## Brief:
Reproduce every entry below verbatim, line for line, with nothing altered.

## Material provided:
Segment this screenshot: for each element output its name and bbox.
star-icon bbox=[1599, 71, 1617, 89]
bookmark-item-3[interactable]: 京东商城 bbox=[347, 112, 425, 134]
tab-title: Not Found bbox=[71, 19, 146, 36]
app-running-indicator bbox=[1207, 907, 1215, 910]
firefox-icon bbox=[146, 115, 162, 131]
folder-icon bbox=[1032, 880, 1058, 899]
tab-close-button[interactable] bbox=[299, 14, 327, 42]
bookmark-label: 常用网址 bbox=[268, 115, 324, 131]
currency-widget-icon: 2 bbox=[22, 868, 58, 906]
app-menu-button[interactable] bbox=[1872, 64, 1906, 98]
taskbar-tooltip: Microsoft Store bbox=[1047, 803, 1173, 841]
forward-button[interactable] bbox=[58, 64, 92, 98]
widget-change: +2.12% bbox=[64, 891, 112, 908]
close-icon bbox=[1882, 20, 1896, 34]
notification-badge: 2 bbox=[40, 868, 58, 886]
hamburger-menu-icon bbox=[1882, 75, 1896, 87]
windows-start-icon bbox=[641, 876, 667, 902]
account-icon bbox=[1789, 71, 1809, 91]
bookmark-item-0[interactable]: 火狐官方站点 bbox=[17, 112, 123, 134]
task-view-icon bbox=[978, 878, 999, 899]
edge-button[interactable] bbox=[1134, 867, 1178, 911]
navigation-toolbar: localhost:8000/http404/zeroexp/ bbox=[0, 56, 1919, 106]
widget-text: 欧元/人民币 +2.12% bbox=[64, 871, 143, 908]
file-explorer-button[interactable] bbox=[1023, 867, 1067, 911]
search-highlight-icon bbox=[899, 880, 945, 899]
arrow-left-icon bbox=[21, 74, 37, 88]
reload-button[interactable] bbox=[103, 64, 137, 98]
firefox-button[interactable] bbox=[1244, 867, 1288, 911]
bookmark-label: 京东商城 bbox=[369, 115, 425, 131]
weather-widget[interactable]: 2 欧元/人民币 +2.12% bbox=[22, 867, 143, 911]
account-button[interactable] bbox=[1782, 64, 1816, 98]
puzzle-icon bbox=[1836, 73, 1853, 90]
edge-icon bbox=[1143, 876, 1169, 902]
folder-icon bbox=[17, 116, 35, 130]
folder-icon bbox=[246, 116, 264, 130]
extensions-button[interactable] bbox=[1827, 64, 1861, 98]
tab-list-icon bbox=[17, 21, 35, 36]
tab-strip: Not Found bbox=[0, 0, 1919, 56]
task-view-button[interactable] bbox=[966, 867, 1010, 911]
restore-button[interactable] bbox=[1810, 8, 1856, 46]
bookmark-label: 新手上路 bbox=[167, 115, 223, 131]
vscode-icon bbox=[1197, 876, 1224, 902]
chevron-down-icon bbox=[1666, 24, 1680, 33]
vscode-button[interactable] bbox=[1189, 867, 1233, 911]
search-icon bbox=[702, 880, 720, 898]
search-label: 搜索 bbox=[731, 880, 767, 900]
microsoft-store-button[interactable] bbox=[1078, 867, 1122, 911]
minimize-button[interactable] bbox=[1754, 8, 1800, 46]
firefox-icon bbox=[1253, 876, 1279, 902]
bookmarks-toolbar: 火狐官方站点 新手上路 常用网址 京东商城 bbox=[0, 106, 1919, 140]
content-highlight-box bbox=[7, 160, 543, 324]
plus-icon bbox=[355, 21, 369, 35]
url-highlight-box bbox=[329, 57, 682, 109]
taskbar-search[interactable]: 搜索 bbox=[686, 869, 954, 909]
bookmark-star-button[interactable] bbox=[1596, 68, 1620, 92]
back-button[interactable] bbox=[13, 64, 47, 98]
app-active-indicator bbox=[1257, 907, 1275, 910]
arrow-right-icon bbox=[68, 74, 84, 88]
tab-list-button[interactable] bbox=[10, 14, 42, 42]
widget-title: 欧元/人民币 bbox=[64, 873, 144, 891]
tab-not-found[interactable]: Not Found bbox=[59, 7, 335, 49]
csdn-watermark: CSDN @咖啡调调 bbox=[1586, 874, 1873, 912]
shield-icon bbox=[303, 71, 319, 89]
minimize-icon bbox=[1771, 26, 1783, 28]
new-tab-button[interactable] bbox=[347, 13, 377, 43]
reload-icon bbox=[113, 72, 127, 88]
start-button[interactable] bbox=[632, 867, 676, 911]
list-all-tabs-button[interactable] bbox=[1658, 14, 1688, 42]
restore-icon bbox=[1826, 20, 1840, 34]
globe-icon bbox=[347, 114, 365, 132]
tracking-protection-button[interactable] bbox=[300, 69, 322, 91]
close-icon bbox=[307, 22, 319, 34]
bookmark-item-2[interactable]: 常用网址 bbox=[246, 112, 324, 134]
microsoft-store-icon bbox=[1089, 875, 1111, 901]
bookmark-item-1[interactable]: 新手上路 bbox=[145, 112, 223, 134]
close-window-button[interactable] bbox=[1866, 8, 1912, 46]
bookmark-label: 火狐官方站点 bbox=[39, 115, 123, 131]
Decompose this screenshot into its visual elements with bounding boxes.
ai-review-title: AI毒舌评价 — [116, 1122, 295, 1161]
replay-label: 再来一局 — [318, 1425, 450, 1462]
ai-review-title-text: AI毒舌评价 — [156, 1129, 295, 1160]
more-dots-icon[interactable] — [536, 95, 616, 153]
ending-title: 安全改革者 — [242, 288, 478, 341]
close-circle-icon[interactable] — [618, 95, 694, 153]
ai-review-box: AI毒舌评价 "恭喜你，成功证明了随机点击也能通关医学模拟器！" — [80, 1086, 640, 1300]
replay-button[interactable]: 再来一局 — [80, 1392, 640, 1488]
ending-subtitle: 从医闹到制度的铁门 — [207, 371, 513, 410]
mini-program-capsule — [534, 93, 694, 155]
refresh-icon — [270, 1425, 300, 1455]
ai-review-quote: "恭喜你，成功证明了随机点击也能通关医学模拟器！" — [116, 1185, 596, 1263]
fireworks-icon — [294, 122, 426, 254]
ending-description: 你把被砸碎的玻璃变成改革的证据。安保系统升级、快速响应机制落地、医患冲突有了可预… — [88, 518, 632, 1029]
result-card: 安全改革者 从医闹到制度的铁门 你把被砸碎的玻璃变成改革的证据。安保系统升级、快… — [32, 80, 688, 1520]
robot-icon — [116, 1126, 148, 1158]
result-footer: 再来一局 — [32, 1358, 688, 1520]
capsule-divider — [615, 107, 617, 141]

## Full answer:
Segment this screenshot: for each element output its name and bbox.
star-icon bbox=[1599, 71, 1617, 89]
bookmark-item-3[interactable]: 京东商城 bbox=[347, 112, 425, 134]
tab-title: Not Found bbox=[71, 19, 146, 36]
app-running-indicator bbox=[1207, 907, 1215, 910]
firefox-icon bbox=[146, 115, 162, 131]
folder-icon bbox=[1032, 880, 1058, 899]
tab-close-button[interactable] bbox=[299, 14, 327, 42]
bookmark-label: 常用网址 bbox=[268, 115, 324, 131]
currency-widget-icon: 2 bbox=[22, 868, 58, 906]
app-menu-button[interactable] bbox=[1872, 64, 1906, 98]
taskbar-tooltip: Microsoft Store bbox=[1047, 803, 1173, 841]
forward-button[interactable] bbox=[58, 64, 92, 98]
widget-change: +2.12% bbox=[64, 891, 112, 908]
close-icon bbox=[1882, 20, 1896, 34]
notification-badge: 2 bbox=[40, 868, 58, 886]
hamburger-menu-icon bbox=[1882, 75, 1896, 87]
windows-start-icon bbox=[641, 876, 667, 902]
account-icon bbox=[1789, 71, 1809, 91]
bookmark-item-0[interactable]: 火狐官方站点 bbox=[17, 112, 123, 134]
task-view-icon bbox=[978, 878, 999, 899]
edge-button[interactable] bbox=[1134, 867, 1178, 911]
navigation-toolbar: localhost:8000/http404/zeroexp/ bbox=[0, 56, 1919, 106]
widget-text: 欧元/人民币 +2.12% bbox=[64, 871, 143, 908]
file-explorer-button[interactable] bbox=[1023, 867, 1067, 911]
search-highlight-icon bbox=[899, 880, 945, 899]
arrow-left-icon bbox=[21, 74, 37, 88]
reload-button[interactable] bbox=[103, 64, 137, 98]
firefox-button[interactable] bbox=[1244, 867, 1288, 911]
bookmark-label: 京东商城 bbox=[369, 115, 425, 131]
weather-widget[interactable]: 2 欧元/人民币 +2.12% bbox=[22, 867, 143, 911]
account-button[interactable] bbox=[1782, 64, 1816, 98]
puzzle-icon bbox=[1836, 73, 1853, 90]
edge-icon bbox=[1143, 876, 1169, 902]
folder-icon bbox=[17, 116, 35, 130]
folder-icon bbox=[246, 116, 264, 130]
extensions-button[interactable] bbox=[1827, 64, 1861, 98]
tab-list-icon bbox=[17, 21, 35, 36]
tab-strip: Not Found bbox=[0, 0, 1919, 56]
task-view-button[interactable] bbox=[966, 867, 1010, 911]
restore-button[interactable] bbox=[1810, 8, 1856, 46]
bookmark-label: 新手上路 bbox=[167, 115, 223, 131]
vscode-icon bbox=[1197, 876, 1224, 902]
chevron-down-icon bbox=[1666, 24, 1680, 33]
vscode-button[interactable] bbox=[1189, 867, 1233, 911]
search-icon bbox=[702, 880, 720, 898]
search-label: 搜索 bbox=[731, 880, 767, 900]
microsoft-store-button[interactable] bbox=[1078, 867, 1122, 911]
minimize-button[interactable] bbox=[1754, 8, 1800, 46]
firefox-icon bbox=[1253, 876, 1279, 902]
bookmarks-toolbar: 火狐官方站点 新手上路 常用网址 京东商城 bbox=[0, 106, 1919, 140]
content-highlight-box bbox=[7, 160, 543, 324]
plus-icon bbox=[355, 21, 369, 35]
url-highlight-box bbox=[329, 57, 682, 109]
taskbar-search[interactable]: 搜索 bbox=[686, 869, 954, 909]
bookmark-star-button[interactable] bbox=[1596, 68, 1620, 92]
back-button[interactable] bbox=[13, 64, 47, 98]
app-active-indicator bbox=[1257, 907, 1275, 910]
arrow-right-icon bbox=[68, 74, 84, 88]
tab-list-button[interactable] bbox=[10, 14, 42, 42]
widget-title: 欧元/人民币 bbox=[64, 873, 144, 891]
tab-not-found[interactable]: Not Found bbox=[59, 7, 335, 49]
csdn-watermark: CSDN @咖啡调调 bbox=[1586, 874, 1873, 912]
shield-icon bbox=[303, 71, 319, 89]
minimize-icon bbox=[1771, 26, 1783, 28]
new-tab-button[interactable] bbox=[347, 13, 377, 43]
reload-icon bbox=[113, 72, 127, 88]
start-button[interactable] bbox=[632, 867, 676, 911]
list-all-tabs-button[interactable] bbox=[1658, 14, 1688, 42]
restore-icon bbox=[1826, 20, 1840, 34]
globe-icon bbox=[347, 114, 365, 132]
tracking-protection-button[interactable] bbox=[300, 69, 322, 91]
close-icon bbox=[307, 22, 319, 34]
bookmark-item-2[interactable]: 常用网址 bbox=[246, 112, 324, 134]
microsoft-store-icon bbox=[1089, 875, 1111, 901]
bookmark-item-1[interactable]: 新手上路 bbox=[145, 112, 223, 134]
close-window-button[interactable] bbox=[1866, 8, 1912, 46]
bookmark-label: 火狐官方站点 bbox=[39, 115, 123, 131]
Decompose this screenshot into its visual elements with bounding boxes.
ai-review-title: AI毒舌评价 — [116, 1122, 295, 1161]
replay-label: 再来一局 — [318, 1425, 450, 1462]
ai-review-title-text: AI毒舌评价 — [156, 1129, 295, 1160]
more-dots-icon[interactable] — [536, 95, 616, 153]
ending-title: 安全改革者 — [242, 288, 478, 341]
close-circle-icon[interactable] — [618, 95, 694, 153]
ai-review-box: AI毒舌评价 "恭喜你，成功证明了随机点击也能通关医学模拟器！" — [80, 1086, 640, 1300]
replay-button[interactable]: 再来一局 — [80, 1392, 640, 1488]
ending-subtitle: 从医闹到制度的铁门 — [207, 371, 513, 410]
mini-program-capsule — [534, 93, 694, 155]
refresh-icon — [270, 1425, 300, 1455]
ai-review-quote: "恭喜你，成功证明了随机点击也能通关医学模拟器！" — [116, 1185, 596, 1263]
fireworks-icon — [294, 122, 426, 254]
ending-description: 你把被砸碎的玻璃变成改革的证据。安保系统升级、快速响应机制落地、医患冲突有了可预… — [88, 518, 632, 1029]
result-card: 安全改革者 从医闹到制度的铁门 你把被砸碎的玻璃变成改革的证据。安保系统升级、快… — [32, 80, 688, 1520]
robot-icon — [116, 1126, 148, 1158]
result-footer: 再来一局 — [32, 1358, 688, 1520]
capsule-divider — [615, 107, 617, 141]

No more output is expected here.